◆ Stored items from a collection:

* Start *

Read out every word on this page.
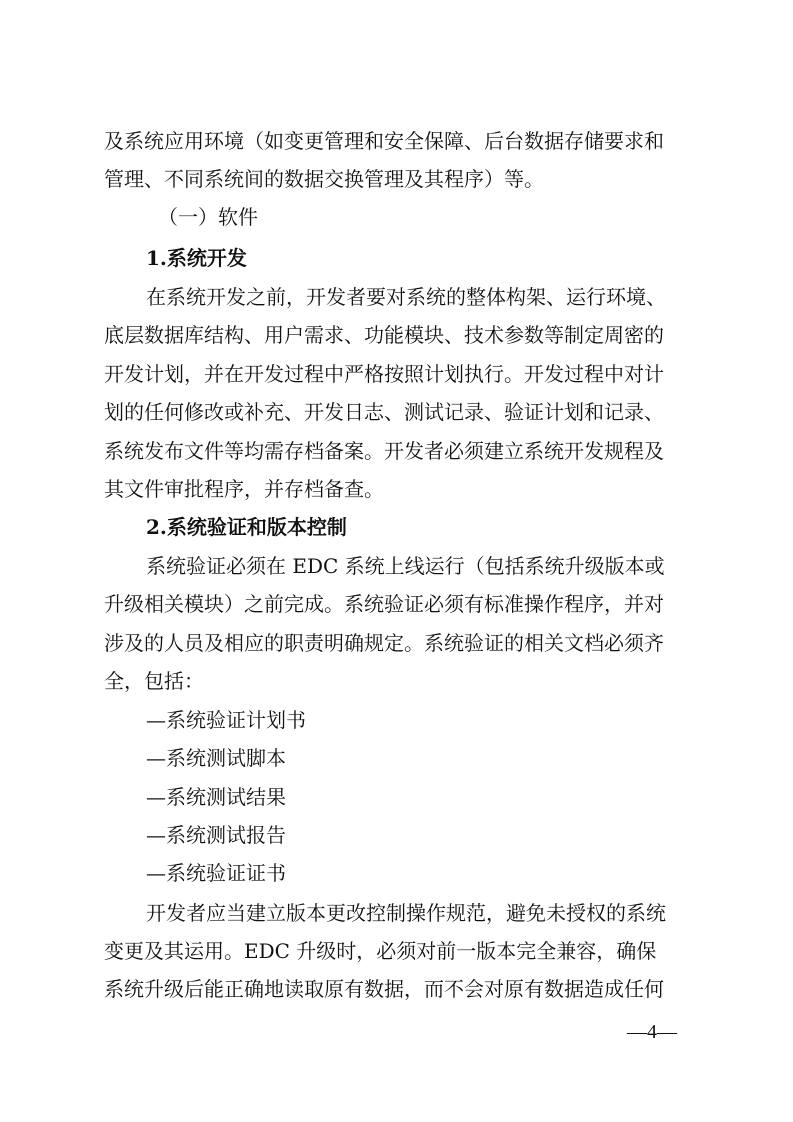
及系统应用环境（如变更管理和安全保障、后台数据存储要求和
管理、不同系统间的数据交换管理及其程序）等。
（一）软件
1.系统开发
在系统开发之前，开发者要对系统的整体构架、运行环境、
底层数据库结构、用户需求、功能模块、技术参数等制定周密的
开发计划，并在开发过程中严格按照计划执行。开发过程中对计
划的任何修改或补充、开发日志、测试记录、验证计划和记录、
系统发布文件等均需存档备案。开发者必须建立系统开发规程及
其文件审批程序，并存档备查。
2.系统验证和版本控制
系统验证必须在 EDC 系统上线运行（包括系统升级版本或
升级相关模块）之前完成。系统验证必须有标准操作程序，并对
涉及的人员及相应的职责明确规定。系统验证的相关文档必须齐
全，包括：
—系统验证计划书
—系统测试脚本
—系统测试结果
—系统测试报告
—系统验证证书
开发者应当建立版本更改控制操作规范，避免未授权的系统
变更及其运用。EDC 升级时，必须对前一版本完全兼容，确保
系统升级后能正确地读取原有数据，而不会对原有数据造成任何
—4—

* End *

◆ Written request:
Copy out the records above in full, exactly as written, but not the pictures.

◆ Solution for this task:
Read out every word on this page.
及系统应用环境（如变更管理和安全保障、后台数据存储要求和
管理、不同系统间的数据交换管理及其程序）等。
（一）软件
1.系统开发
在系统开发之前，开发者要对系统的整体构架、运行环境、
底层数据库结构、用户需求、功能模块、技术参数等制定周密的
开发计划，并在开发过程中严格按照计划执行。开发过程中对计
划的任何修改或补充、开发日志、测试记录、验证计划和记录、
系统发布文件等均需存档备案。开发者必须建立系统开发规程及
其文件审批程序，并存档备查。
2.系统验证和版本控制
系统验证必须在 EDC 系统上线运行（包括系统升级版本或
升级相关模块）之前完成。系统验证必须有标准操作程序，并对
涉及的人员及相应的职责明确规定。系统验证的相关文档必须齐
全，包括：
—系统验证计划书
—系统测试脚本
—系统测试结果
—系统测试报告
—系统验证证书
开发者应当建立版本更改控制操作规范，避免未授权的系统
变更及其运用。EDC 升级时，必须对前一版本完全兼容，确保
系统升级后能正确地读取原有数据，而不会对原有数据造成任何
—4—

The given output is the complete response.